*SET EXERCISE*
Print each line exactly as it is given.

### EXERCISE INPUTS

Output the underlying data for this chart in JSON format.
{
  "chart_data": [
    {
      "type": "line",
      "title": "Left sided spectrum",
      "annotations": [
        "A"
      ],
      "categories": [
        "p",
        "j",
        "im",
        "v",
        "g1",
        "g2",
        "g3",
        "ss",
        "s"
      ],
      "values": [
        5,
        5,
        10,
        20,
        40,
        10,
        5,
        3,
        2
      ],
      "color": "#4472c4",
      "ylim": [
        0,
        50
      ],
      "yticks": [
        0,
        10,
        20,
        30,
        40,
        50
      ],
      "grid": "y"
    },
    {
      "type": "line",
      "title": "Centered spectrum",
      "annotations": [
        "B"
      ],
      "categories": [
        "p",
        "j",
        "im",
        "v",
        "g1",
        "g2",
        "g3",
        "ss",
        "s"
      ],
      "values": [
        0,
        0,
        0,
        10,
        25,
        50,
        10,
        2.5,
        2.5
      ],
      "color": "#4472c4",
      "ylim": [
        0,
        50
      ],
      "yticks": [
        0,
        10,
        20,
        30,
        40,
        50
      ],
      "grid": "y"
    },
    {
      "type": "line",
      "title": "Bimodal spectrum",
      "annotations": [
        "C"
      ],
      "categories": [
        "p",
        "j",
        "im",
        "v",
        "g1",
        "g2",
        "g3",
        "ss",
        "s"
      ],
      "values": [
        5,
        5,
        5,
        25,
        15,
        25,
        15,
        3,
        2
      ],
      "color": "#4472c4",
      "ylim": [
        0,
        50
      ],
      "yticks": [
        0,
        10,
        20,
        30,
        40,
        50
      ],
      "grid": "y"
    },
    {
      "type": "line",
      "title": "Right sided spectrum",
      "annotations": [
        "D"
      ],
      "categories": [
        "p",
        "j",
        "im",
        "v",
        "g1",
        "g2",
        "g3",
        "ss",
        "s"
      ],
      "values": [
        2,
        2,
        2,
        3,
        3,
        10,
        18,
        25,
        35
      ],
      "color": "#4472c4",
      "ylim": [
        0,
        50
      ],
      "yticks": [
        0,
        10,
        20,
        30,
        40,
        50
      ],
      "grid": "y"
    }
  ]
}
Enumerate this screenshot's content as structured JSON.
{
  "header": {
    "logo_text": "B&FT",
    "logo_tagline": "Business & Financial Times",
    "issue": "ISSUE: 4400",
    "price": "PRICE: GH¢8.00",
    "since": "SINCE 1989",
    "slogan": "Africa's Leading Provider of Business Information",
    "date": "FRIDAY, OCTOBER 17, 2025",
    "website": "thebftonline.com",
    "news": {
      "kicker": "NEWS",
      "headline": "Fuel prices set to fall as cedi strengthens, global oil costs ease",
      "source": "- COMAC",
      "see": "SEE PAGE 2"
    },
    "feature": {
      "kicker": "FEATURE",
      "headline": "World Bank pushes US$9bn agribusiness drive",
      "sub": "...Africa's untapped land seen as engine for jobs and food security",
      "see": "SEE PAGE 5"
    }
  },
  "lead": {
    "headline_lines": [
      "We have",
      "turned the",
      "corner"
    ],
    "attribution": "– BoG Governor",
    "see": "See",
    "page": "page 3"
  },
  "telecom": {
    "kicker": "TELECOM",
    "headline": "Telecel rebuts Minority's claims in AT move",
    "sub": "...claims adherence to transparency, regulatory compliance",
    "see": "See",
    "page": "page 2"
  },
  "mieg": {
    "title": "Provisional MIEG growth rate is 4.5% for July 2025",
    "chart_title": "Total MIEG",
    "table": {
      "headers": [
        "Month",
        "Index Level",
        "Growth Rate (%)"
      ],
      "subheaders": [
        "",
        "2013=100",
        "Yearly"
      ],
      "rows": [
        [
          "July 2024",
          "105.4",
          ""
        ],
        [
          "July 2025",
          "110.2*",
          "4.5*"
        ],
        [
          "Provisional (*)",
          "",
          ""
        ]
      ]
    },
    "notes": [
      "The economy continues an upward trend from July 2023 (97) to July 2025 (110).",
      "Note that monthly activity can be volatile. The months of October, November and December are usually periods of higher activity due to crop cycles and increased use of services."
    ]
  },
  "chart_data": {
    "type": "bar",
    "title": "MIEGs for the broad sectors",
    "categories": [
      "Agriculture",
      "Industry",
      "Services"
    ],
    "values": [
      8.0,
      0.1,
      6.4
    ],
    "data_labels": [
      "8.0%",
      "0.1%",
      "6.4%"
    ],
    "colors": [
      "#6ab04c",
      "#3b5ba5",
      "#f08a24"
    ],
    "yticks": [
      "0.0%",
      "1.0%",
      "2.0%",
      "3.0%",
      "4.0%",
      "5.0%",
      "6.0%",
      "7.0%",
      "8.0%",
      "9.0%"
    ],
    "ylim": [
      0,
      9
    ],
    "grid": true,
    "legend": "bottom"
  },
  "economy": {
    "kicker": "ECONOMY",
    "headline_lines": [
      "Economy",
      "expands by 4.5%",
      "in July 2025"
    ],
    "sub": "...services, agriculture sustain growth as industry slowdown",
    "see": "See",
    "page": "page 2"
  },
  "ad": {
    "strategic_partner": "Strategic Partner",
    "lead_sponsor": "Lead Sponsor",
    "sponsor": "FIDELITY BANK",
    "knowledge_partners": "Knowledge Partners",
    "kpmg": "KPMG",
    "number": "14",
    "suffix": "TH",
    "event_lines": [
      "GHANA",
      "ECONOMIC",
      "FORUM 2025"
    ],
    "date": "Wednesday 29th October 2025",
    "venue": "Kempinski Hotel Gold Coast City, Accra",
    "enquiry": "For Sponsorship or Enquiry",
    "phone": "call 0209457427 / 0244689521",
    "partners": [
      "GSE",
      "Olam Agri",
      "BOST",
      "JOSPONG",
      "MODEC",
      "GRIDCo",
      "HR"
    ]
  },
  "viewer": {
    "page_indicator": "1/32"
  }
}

######

*ANSWER FOR THE TASK*
Output the underlying data for this chart in JSON format.
{
  "chart_data": [
    {
      "type": "line",
      "title": "Left sided spectrum",
      "annotations": [
        "A"
      ],
      "categories": [
        "p",
        "j",
        "im",
        "v",
        "g1",
        "g2",
        "g3",
        "ss",
        "s"
      ],
      "values": [
        5,
        5,
        10,
        20,
        40,
        10,
        5,
        3,
        2
      ],
      "color": "#4472c4",
      "ylim": [
        0,
        50
      ],
      "yticks": [
        0,
        10,
        20,
        30,
        40,
        50
      ],
      "grid": "y"
    },
    {
      "type": "line",
      "title": "Centered spectrum",
      "annotations": [
        "B"
      ],
      "categories": [
        "p",
        "j",
        "im",
        "v",
        "g1",
        "g2",
        "g3",
        "ss",
        "s"
      ],
      "values": [
        0,
        0,
        0,
        10,
        25,
        50,
        10,
        2.5,
        2.5
      ],
      "color": "#4472c4",
      "ylim": [
        0,
        50
      ],
      "yticks": [
        0,
        10,
        20,
        30,
        40,
        50
      ],
      "grid": "y"
    },
    {
      "type": "line",
      "title": "Bimodal spectrum",
      "annotations": [
        "C"
      ],
      "categories": [
        "p",
        "j",
        "im",
        "v",
        "g1",
        "g2",
        "g3",
        "ss",
        "s"
      ],
      "values": [
        5,
        5,
        5,
        25,
        15,
        25,
        15,
        3,
        2
      ],
      "color": "#4472c4",
      "ylim": [
        0,
        50
      ],
      "yticks": [
        0,
        10,
        20,
        30,
        40,
        50
      ],
      "grid": "y"
    },
    {
      "type": "line",
      "title": "Right sided spectrum",
      "annotations": [
        "D"
      ],
      "categories": [
        "p",
        "j",
        "im",
        "v",
        "g1",
        "g2",
        "g3",
        "ss",
        "s"
      ],
      "values": [
        2,
        2,
        2,
        3,
        3,
        10,
        18,
        25,
        35
      ],
      "color": "#4472c4",
      "ylim": [
        0,
        50
      ],
      "yticks": [
        0,
        10,
        20,
        30,
        40,
        50
      ],
      "grid": "y"
    }
  ]
}
Enumerate this screenshot's content as structured JSON.
{
  "header": {
    "logo_text": "B&FT",
    "logo_tagline": "Business & Financial Times",
    "issue": "ISSUE: 4400",
    "price": "PRICE: GH¢8.00",
    "since": "SINCE 1989",
    "slogan": "Africa's Leading Provider of Business Information",
    "date": "FRIDAY, OCTOBER 17, 2025",
    "website": "thebftonline.com",
    "news": {
      "kicker": "NEWS",
      "headline": "Fuel prices set to fall as cedi strengthens, global oil costs ease",
      "source": "- COMAC",
      "see": "SEE PAGE 2"
    },
    "feature": {
      "kicker": "FEATURE",
      "headline": "World Bank pushes US$9bn agribusiness drive",
      "sub": "...Africa's untapped land seen as engine for jobs and food security",
      "see": "SEE PAGE 5"
    }
  },
  "lead": {
    "headline_lines": [
      "We have",
      "turned the",
      "corner"
    ],
    "attribution": "– BoG Governor",
    "see": "See",
    "page": "page 3"
  },
  "telecom": {
    "kicker": "TELECOM",
    "headline": "Telecel rebuts Minority's claims in AT move",
    "sub": "...claims adherence to transparency, regulatory compliance",
    "see": "See",
    "page": "page 2"
  },
  "mieg": {
    "title": "Provisional MIEG growth rate is 4.5% for July 2025",
    "chart_title": "Total MIEG",
    "table": {
      "headers": [
        "Month",
        "Index Level",
        "Growth Rate (%)"
      ],
      "subheaders": [
        "",
        "2013=100",
        "Yearly"
      ],
      "rows": [
        [
          "July 2024",
          "105.4",
          ""
        ],
        [
          "July 2025",
          "110.2*",
          "4.5*"
        ],
        [
          "Provisional (*)",
          "",
          ""
        ]
      ]
    },
    "notes": [
      "The economy continues an upward trend from July 2023 (97) to July 2025 (110).",
      "Note that monthly activity can be volatile. The months of October, November and December are usually periods of higher activity due to crop cycles and increased use of services."
    ]
  },
  "chart_data": {
    "type": "bar",
    "title": "MIEGs for the broad sectors",
    "categories": [
      "Agriculture",
      "Industry",
      "Services"
    ],
    "values": [
      8.0,
      0.1,
      6.4
    ],
    "data_labels": [
      "8.0%",
      "0.1%",
      "6.4%"
    ],
    "colors": [
      "#6ab04c",
      "#3b5ba5",
      "#f08a24"
    ],
    "yticks": [
      "0.0%",
      "1.0%",
      "2.0%",
      "3.0%",
      "4.0%",
      "5.0%",
      "6.0%",
      "7.0%",
      "8.0%",
      "9.0%"
    ],
    "ylim": [
      0,
      9
    ],
    "grid": true,
    "legend": "bottom"
  },
  "economy": {
    "kicker": "ECONOMY",
    "headline_lines": [
      "Economy",
      "expands by 4.5%",
      "in July 2025"
    ],
    "sub": "...services, agriculture sustain growth as industry slowdown",
    "see": "See",
    "page": "page 2"
  },
  "ad": {
    "strategic_partner": "Strategic Partner",
    "lead_sponsor": "Lead Sponsor",
    "sponsor": "FIDELITY BANK",
    "knowledge_partners": "Knowledge Partners",
    "kpmg": "KPMG",
    "number": "14",
    "suffix": "TH",
    "event_lines": [
      "GHANA",
      "ECONOMIC",
      "FORUM 2025"
    ],
    "date": "Wednesday 29th October 2025",
    "venue": "Kempinski Hotel Gold Coast City, Accra",
    "enquiry": "For Sponsorship or Enquiry",
    "phone": "call 0209457427 / 0244689521",
    "partners": [
      "GSE",
      "Olam Agri",
      "BOST",
      "JOSPONG",
      "MODEC",
      "GRIDCo",
      "HR"
    ]
  },
  "viewer": {
    "page_indicator": "1/32"
  }
}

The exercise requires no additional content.